Echo the listing line for line, starting with the first line and going on through the line that contains "data-label-s0-c0: 0.3038 xyxy=(296,1224,399,1265)", both included.

________

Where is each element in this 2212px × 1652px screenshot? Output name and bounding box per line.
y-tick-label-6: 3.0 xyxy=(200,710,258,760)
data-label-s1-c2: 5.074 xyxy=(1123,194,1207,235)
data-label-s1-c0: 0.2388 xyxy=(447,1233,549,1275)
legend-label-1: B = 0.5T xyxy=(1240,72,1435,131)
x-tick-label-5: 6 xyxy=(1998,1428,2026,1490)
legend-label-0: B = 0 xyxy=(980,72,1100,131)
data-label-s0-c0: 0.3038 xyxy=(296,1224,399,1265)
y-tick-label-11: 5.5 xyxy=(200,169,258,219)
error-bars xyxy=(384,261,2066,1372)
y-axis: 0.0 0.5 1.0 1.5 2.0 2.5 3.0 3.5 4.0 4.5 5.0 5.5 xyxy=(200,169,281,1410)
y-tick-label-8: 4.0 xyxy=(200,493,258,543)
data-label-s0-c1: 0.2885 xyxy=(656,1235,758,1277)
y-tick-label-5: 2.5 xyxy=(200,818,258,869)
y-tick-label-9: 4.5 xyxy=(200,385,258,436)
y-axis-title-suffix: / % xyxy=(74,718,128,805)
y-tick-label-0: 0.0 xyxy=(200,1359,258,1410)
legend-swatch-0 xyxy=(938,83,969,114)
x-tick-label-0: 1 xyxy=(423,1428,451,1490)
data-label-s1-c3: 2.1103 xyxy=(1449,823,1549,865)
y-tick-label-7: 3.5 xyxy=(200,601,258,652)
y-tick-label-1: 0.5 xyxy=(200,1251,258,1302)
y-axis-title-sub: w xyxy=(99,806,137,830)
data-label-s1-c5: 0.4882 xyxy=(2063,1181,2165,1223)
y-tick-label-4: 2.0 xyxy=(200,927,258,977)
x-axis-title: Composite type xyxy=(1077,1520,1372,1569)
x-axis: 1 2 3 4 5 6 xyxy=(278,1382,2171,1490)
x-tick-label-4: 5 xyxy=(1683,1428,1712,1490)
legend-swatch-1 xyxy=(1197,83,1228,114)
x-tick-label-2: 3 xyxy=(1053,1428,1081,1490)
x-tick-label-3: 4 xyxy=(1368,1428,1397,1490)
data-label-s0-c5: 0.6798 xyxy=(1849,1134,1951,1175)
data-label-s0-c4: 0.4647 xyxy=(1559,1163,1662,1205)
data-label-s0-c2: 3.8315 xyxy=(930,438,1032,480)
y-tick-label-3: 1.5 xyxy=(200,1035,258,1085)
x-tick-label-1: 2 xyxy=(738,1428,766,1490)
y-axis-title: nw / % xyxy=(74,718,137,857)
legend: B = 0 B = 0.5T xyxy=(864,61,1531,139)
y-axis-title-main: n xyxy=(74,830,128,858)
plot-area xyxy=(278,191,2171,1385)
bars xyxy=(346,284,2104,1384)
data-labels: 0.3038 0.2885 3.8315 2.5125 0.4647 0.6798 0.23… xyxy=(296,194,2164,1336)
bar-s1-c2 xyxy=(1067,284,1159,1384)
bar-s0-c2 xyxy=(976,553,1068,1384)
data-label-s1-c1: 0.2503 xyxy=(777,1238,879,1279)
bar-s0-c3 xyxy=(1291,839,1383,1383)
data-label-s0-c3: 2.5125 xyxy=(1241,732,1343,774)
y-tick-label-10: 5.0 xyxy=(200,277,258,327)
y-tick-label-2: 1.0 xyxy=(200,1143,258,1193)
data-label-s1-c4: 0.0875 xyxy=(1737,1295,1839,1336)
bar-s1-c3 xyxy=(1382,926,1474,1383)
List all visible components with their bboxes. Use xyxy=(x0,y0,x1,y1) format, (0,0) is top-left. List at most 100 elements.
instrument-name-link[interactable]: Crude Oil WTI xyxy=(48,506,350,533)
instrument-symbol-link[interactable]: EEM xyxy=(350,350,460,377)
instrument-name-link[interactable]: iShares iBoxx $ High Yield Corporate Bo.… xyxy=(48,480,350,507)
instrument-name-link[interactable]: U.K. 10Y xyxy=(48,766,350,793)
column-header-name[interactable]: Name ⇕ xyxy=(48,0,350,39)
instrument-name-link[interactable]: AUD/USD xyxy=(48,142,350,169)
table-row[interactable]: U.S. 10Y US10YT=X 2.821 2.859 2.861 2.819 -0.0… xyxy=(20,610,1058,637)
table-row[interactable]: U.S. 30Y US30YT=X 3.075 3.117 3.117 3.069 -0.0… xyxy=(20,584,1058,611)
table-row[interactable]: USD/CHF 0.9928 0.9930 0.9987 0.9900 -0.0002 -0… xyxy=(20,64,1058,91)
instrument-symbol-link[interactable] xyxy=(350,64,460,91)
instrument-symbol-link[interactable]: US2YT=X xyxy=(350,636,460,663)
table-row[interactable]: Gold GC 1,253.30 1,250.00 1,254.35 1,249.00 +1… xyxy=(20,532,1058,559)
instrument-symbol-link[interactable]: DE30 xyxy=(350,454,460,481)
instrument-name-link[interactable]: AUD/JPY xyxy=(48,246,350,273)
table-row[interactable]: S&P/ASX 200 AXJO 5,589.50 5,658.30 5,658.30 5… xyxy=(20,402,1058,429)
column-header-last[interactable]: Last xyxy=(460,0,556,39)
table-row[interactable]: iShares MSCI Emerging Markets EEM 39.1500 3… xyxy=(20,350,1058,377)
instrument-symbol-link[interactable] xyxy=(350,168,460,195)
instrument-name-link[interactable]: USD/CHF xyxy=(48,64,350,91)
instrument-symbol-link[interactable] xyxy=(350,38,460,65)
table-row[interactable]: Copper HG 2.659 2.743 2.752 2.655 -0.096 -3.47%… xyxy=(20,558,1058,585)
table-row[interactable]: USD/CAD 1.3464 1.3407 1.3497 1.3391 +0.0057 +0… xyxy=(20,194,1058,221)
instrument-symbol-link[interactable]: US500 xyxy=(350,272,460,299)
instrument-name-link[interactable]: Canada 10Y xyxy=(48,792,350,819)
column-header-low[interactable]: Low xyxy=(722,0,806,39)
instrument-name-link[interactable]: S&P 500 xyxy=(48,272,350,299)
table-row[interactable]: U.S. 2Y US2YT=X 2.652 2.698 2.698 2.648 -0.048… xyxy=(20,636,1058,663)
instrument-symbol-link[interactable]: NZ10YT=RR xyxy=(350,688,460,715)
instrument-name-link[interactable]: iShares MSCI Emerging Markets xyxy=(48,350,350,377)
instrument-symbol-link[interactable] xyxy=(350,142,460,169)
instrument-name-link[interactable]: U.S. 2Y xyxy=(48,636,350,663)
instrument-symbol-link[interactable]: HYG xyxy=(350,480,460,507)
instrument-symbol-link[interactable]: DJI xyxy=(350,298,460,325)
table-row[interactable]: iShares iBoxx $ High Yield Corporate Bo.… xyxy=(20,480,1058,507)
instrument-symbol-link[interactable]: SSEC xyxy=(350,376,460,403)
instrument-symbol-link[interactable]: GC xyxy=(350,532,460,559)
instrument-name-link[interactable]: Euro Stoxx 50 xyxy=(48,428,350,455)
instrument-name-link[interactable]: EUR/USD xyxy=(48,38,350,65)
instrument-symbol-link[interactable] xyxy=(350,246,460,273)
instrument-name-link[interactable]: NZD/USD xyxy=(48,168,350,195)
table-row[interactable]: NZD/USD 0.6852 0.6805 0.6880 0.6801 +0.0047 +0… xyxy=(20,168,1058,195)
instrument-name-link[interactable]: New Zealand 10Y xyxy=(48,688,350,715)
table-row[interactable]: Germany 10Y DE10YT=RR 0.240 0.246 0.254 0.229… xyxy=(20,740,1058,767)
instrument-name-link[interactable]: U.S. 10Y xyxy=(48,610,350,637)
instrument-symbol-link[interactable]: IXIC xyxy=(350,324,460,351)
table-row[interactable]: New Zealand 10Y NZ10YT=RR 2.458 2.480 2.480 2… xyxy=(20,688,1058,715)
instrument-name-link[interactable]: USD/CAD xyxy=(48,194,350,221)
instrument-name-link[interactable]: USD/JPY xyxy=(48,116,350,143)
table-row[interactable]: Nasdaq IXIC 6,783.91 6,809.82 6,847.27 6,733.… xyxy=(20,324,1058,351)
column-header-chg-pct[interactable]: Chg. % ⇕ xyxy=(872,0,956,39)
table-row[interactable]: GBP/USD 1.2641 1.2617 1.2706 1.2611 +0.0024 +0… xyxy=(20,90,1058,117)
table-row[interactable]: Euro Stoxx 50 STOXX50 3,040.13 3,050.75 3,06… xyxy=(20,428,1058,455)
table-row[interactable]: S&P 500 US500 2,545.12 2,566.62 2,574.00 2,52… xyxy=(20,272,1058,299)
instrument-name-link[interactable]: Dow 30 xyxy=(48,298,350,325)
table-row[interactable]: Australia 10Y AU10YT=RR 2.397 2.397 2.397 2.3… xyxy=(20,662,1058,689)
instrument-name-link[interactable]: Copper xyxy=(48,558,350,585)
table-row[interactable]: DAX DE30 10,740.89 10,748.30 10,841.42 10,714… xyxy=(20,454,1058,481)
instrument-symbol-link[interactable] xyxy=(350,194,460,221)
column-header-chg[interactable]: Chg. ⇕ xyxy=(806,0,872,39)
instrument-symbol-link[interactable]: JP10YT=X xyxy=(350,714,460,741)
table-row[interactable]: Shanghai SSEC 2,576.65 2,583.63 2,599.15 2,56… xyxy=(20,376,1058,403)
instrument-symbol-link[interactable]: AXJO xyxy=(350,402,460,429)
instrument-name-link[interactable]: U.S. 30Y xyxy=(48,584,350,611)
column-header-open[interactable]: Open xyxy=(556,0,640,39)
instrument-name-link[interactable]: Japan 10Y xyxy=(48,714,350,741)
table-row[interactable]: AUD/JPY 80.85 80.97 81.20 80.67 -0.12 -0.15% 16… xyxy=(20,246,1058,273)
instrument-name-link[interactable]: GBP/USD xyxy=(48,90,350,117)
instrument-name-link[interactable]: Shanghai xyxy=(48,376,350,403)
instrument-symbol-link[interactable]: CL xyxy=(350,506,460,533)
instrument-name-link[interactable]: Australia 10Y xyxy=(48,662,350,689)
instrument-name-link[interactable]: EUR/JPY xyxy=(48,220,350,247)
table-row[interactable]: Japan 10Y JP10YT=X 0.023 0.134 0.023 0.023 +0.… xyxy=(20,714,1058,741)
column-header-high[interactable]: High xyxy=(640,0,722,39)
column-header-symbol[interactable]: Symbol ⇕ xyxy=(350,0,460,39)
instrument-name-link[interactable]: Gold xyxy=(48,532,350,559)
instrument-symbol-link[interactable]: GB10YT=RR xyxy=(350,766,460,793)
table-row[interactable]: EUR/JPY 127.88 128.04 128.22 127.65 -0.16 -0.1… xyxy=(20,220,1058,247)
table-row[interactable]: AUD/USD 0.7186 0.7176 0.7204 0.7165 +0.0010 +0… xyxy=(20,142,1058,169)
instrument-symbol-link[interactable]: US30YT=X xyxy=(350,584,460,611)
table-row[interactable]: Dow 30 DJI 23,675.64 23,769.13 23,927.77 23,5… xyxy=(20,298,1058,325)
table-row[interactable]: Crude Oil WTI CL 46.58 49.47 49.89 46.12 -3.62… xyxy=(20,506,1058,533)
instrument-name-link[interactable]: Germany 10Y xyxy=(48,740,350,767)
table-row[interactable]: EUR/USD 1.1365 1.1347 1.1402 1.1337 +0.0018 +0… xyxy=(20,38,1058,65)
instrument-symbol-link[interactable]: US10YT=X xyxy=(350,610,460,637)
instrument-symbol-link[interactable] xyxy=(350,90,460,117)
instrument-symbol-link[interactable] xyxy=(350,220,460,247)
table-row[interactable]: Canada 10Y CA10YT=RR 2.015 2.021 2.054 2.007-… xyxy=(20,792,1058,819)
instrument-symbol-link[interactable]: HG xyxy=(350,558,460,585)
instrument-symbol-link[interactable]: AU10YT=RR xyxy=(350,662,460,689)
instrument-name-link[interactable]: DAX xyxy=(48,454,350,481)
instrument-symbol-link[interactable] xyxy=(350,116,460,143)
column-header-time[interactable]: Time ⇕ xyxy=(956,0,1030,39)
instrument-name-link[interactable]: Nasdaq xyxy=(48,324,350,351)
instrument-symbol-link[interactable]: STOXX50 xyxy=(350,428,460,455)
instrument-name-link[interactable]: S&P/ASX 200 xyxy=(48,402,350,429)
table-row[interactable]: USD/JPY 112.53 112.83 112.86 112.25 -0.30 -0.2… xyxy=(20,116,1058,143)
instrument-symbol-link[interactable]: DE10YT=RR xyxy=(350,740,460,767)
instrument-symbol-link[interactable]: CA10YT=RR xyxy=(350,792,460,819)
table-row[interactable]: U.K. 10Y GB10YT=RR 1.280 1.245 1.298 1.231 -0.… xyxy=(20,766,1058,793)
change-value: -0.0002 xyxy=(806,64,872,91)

________

*Result for this exercise*.
Where is each element in this 2212px × 1652px screenshot? Output name and bounding box per line.
y-tick-label-6: 3.0 xyxy=(200,710,258,760)
data-label-s1-c2: 5.074 xyxy=(1123,194,1207,235)
data-label-s1-c0: 0.2388 xyxy=(447,1233,549,1275)
legend-label-1: B = 0.5T xyxy=(1240,72,1435,131)
x-tick-label-5: 6 xyxy=(1998,1428,2026,1490)
legend-label-0: B = 0 xyxy=(980,72,1100,131)
data-label-s0-c0: 0.3038 xyxy=(296,1224,399,1265)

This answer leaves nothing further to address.